_What is required_: Copy verbatim the rows below, beginning with the line that contains "y-tick-label: 1 à 9 xyxy=(291,434,326,450)" and continuing through the line that contains "bar xyxy=(329,308,582,322)", with both of those lines included.

_Data provided_:
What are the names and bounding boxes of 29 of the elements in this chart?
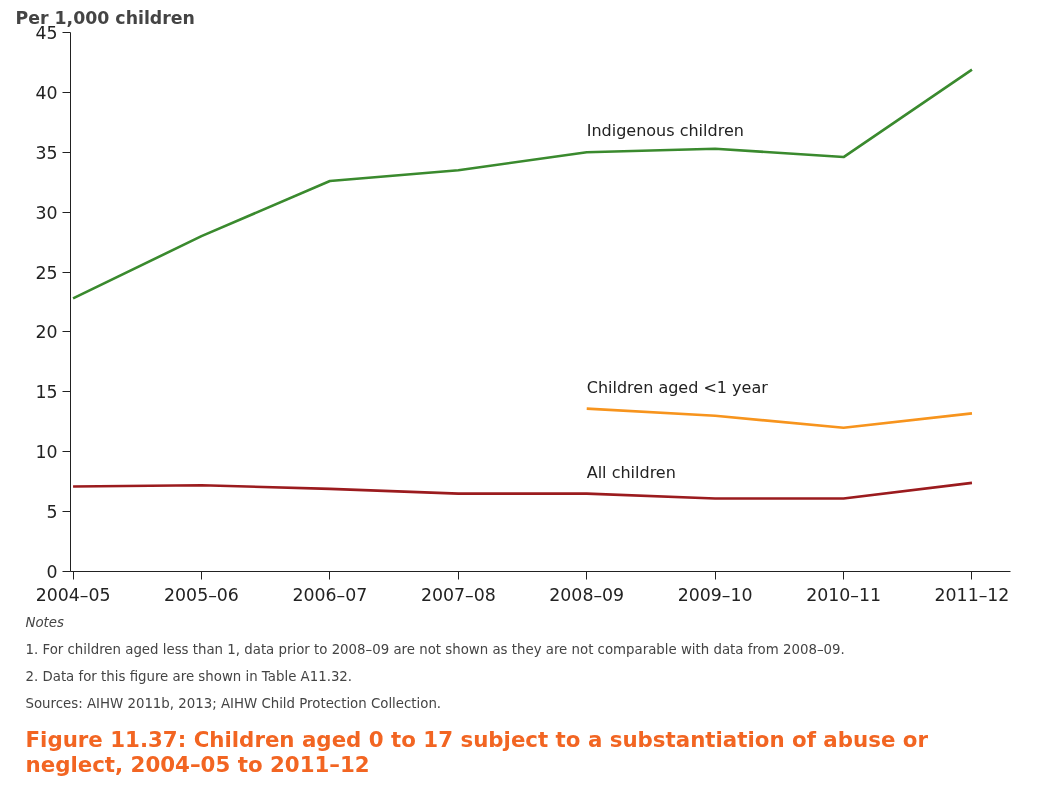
y-tick-label: 45 bbox=[35, 23, 58, 43]
y-tick-label: 30 bbox=[35, 202, 58, 223]
text: Notes bbox=[25, 614, 65, 630]
series-label: Indigenous children bbox=[586, 121, 744, 141]
text: 1. For children aged less than 1, data prior to 2008–09 are not shown as they are not comparable with data from 2008–09. bbox=[25, 641, 845, 657]
series-label: All children bbox=[586, 462, 676, 482]
text: 2. Data for this figure are shown in Table A11.32. bbox=[25, 668, 353, 684]
y-tick-label: 15 bbox=[35, 382, 58, 403]
y-tick-label: 25 bbox=[35, 262, 58, 283]
x-tick-label: 2006–07 bbox=[292, 584, 368, 605]
source-note: Sources: AIHW 2011b, 2013; AIHW Child Protection Collection. bbox=[25, 695, 442, 711]
x-tick-label: 2005–06 bbox=[164, 584, 239, 605]
line-series bbox=[71, 481, 974, 500]
y-tick-label: 20 bbox=[35, 322, 58, 343]
line-series bbox=[71, 68, 974, 300]
line-series bbox=[585, 407, 974, 430]
x-tick-label: 2011–12 bbox=[934, 584, 1010, 605]
x-tick-label: 2007–08 bbox=[420, 584, 496, 605]
y-tick-label: 35 bbox=[35, 142, 58, 163]
y-tick-label: 5 bbox=[46, 502, 58, 523]
series-label: Children aged <1 year bbox=[586, 377, 769, 397]
y-tick-label: 10 bbox=[35, 442, 58, 463]
text: Figure 11.37: Children aged 0 to 17 subject to a substantiation of abuse or neglect, 2004–05 to 2011–12 bbox=[25, 726, 929, 777]
y-tick-label: 0 bbox=[46, 562, 58, 582]
x-tick-label: 2008–09 bbox=[549, 584, 625, 605]
x-tick-label: 2010–11 bbox=[806, 584, 881, 605]
x-tick-label: 2009–10 bbox=[677, 584, 753, 605]
x-tick-label: 2004–05 bbox=[35, 584, 111, 605]
y-tick-label: 40 bbox=[35, 82, 58, 103]
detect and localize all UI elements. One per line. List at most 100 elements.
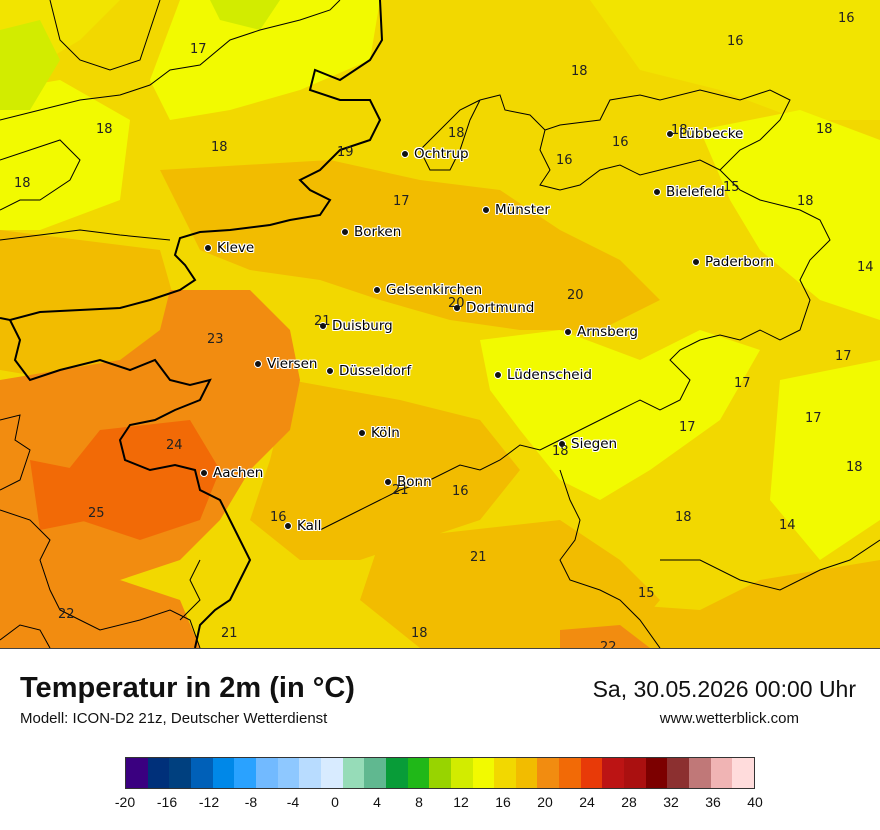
city-name: Duisburg xyxy=(332,318,393,334)
temperature-value: 15 xyxy=(638,586,655,601)
temperature-value: 18 xyxy=(14,176,31,191)
legend-tick-label: 20 xyxy=(537,794,553,810)
legend-swatch xyxy=(320,758,343,788)
legend-swatch xyxy=(126,758,148,788)
city-marker: Düsseldorf xyxy=(326,363,411,379)
legend-swatch xyxy=(494,758,516,788)
temperature-value: 18 xyxy=(96,122,113,137)
temperature-field xyxy=(0,0,880,648)
legend-tick-label: -8 xyxy=(244,794,258,810)
temperature-value: 15 xyxy=(723,180,740,195)
temperature-value: 17 xyxy=(835,349,852,364)
legend-swatch xyxy=(710,758,733,788)
legend-tick-label: -16 xyxy=(156,794,178,810)
city-marker: Münster xyxy=(482,202,550,218)
temperature-value: 21 xyxy=(392,483,409,498)
legend-tick-label: 4 xyxy=(373,794,381,810)
legend-swatch xyxy=(147,758,170,788)
city-marker: Ochtrup xyxy=(401,146,469,162)
city-marker: Dortmund xyxy=(453,300,534,316)
legend-tick-label: 36 xyxy=(705,794,721,810)
city-marker: Arnsberg xyxy=(564,324,638,340)
city-dot xyxy=(494,371,502,379)
legend-swatch xyxy=(559,758,581,788)
legend-tick-label: 28 xyxy=(621,794,637,810)
temperature-value: 25 xyxy=(88,506,105,521)
temperature-value: 17 xyxy=(393,194,410,209)
temperature-value: 16 xyxy=(270,510,287,525)
city-dot xyxy=(358,429,366,437)
temperature-map: Ochtrup Lübbecke Bielefeld Münster Borken Kle… xyxy=(0,0,880,649)
map-title: Temperatur in 2m (in °C) xyxy=(20,672,355,704)
city-dot xyxy=(254,360,262,368)
city-dot xyxy=(564,328,572,336)
legend-swatch xyxy=(342,758,365,788)
forecast-datetime: Sa, 30.05.2026 00:00 Uhr xyxy=(592,676,856,702)
legend-tick-label: -20 xyxy=(114,794,136,810)
legend-swatch xyxy=(190,758,213,788)
temperature-value: 19 xyxy=(337,145,354,160)
legend-tick-label: 16 xyxy=(495,794,511,810)
city-name: Lübbecke xyxy=(679,126,744,142)
legend-swatch xyxy=(689,758,711,788)
temperature-value: 17 xyxy=(679,420,696,435)
color-scale-legend xyxy=(125,757,755,789)
legend-swatch xyxy=(537,758,560,788)
city-dot xyxy=(692,258,700,266)
legend-swatch xyxy=(732,758,755,788)
temperature-value: 16 xyxy=(727,34,744,49)
temperature-value: 18 xyxy=(816,122,833,137)
city-dot xyxy=(326,367,334,375)
temperature-value: 17 xyxy=(734,376,751,391)
temperature-value: 18 xyxy=(571,64,588,79)
model-info: Modell: ICON-D2 21z, Deutscher Wetterdie… xyxy=(20,710,328,727)
temperature-value: 24 xyxy=(166,438,183,453)
city-name: Kall xyxy=(297,518,322,534)
temperature-value: 18 xyxy=(448,126,465,141)
city-name: Paderborn xyxy=(705,254,774,270)
city-dot xyxy=(653,188,661,196)
city-marker: Paderborn xyxy=(692,254,774,270)
city-marker: Bonn xyxy=(384,474,432,490)
city-marker: Lüdenscheid xyxy=(494,367,592,383)
temperature-value: 18 xyxy=(552,444,569,459)
temperature-value: 17 xyxy=(805,411,822,426)
city-name: Düsseldorf xyxy=(339,363,412,379)
city-dot xyxy=(204,244,212,252)
city-name: Siegen xyxy=(571,436,618,452)
city-name: Dortmund xyxy=(466,300,535,316)
city-name: Kleve xyxy=(217,240,255,256)
legend-swatch xyxy=(255,758,278,788)
legend-swatch xyxy=(212,758,235,788)
city-marker: Kleve xyxy=(204,240,254,256)
legend-tick-label: 8 xyxy=(415,794,423,810)
city-dot xyxy=(319,322,327,330)
temperature-value: 18 xyxy=(211,140,228,155)
city-name: Bielefeld xyxy=(666,184,725,200)
city-name: Ochtrup xyxy=(414,146,469,162)
legend-swatch xyxy=(667,758,690,788)
legend-swatch xyxy=(429,758,451,788)
temperature-value: 20 xyxy=(448,296,465,311)
temperature-value: 16 xyxy=(612,135,629,150)
city-dot xyxy=(666,130,674,138)
city-marker: Viersen xyxy=(254,356,317,372)
temperature-value: 20 xyxy=(567,288,584,303)
city-marker: Borken xyxy=(341,224,401,240)
legend-swatch xyxy=(624,758,646,788)
city-dot xyxy=(341,228,349,236)
temperature-value: 18 xyxy=(797,194,814,209)
legend-swatch xyxy=(515,758,538,788)
legend-swatch xyxy=(299,758,321,788)
website-link[interactable]: www.wetterblick.com xyxy=(659,710,799,727)
city-dot xyxy=(453,304,461,312)
temperature-value: 17 xyxy=(190,42,207,57)
legend-swatch xyxy=(645,758,668,788)
city-marker: Köln xyxy=(358,425,400,441)
legend-swatch xyxy=(234,758,256,788)
city-dot xyxy=(558,440,566,448)
legend-swatch xyxy=(385,758,408,788)
temperature-value: 22 xyxy=(58,607,75,622)
city-marker: Gelsenkirchen xyxy=(373,282,482,298)
city-marker: Kall xyxy=(284,518,321,534)
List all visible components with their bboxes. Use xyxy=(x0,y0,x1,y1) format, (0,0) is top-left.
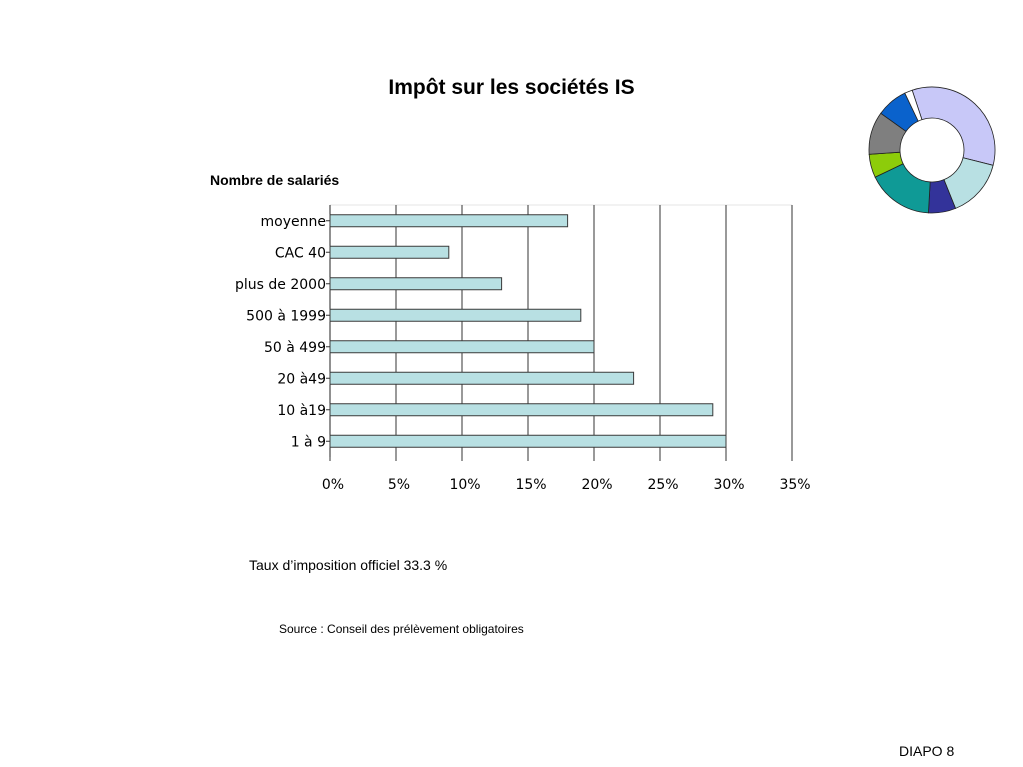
y-tick-label: 1 à 9 xyxy=(291,434,326,450)
chart-x-tick-labels: 0% 5% 10% 15% 20% 25% 30% 35% xyxy=(322,477,811,493)
bar xyxy=(329,214,569,228)
chart-title: Nombre de salariés xyxy=(210,172,340,188)
x-tick-label: 35% xyxy=(779,477,810,493)
x-tick-label: 5% xyxy=(388,477,410,493)
donut-segment xyxy=(911,86,996,166)
donut-logo-icon xyxy=(868,86,996,214)
x-tick-label: 25% xyxy=(647,477,678,493)
bar xyxy=(329,308,582,322)
chart-y-tick-labels: moyenne CAC 40 plus de 2000 500 à 1999 50 à … xyxy=(235,214,326,451)
y-tick-label: moyenne xyxy=(261,214,326,230)
y-tick-label: 10 à19 xyxy=(277,403,326,419)
x-tick-label: 10% xyxy=(449,477,480,493)
y-tick-label: plus de 2000 xyxy=(235,277,326,293)
source-note: Source : Conseil des prélèvement obligat… xyxy=(279,622,524,636)
bar xyxy=(329,371,635,385)
chart-bars xyxy=(326,214,727,448)
donut-segment xyxy=(904,89,923,122)
chart-gridlines xyxy=(329,204,793,461)
x-tick-label: 20% xyxy=(581,477,612,493)
bar xyxy=(329,434,727,448)
x-tick-label: 30% xyxy=(713,477,744,493)
bar xyxy=(329,340,595,354)
slide-number: DIAPO 8 xyxy=(899,743,955,759)
bar xyxy=(329,403,714,417)
y-tick-label: 500 à 1999 xyxy=(246,308,326,324)
y-tick-label: 20 à49 xyxy=(277,371,326,387)
y-tick-label: CAC 40 xyxy=(275,245,326,261)
x-tick-label: 15% xyxy=(515,477,546,493)
bar xyxy=(329,245,450,259)
y-tick-label: 50 à 499 xyxy=(264,340,326,356)
x-tick-label: 0% xyxy=(322,477,344,493)
tax-rate-note: Taux d’imposition officiel 33.3 % xyxy=(249,557,448,573)
bar xyxy=(329,277,503,291)
slide-title: Impôt sur les sociétés IS xyxy=(388,76,635,99)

_Task answer_:
y-tick-label: 1 à 9 xyxy=(291,434,326,450)
chart-x-tick-labels: 0% 5% 10% 15% 20% 25% 30% 35% xyxy=(322,477,811,493)
bar xyxy=(329,214,569,228)
chart-title: Nombre de salariés xyxy=(210,172,340,188)
x-tick-label: 35% xyxy=(779,477,810,493)
x-tick-label: 5% xyxy=(388,477,410,493)
donut-segment xyxy=(911,86,996,166)
donut-logo-icon xyxy=(868,86,996,214)
x-tick-label: 25% xyxy=(647,477,678,493)
bar xyxy=(329,308,582,322)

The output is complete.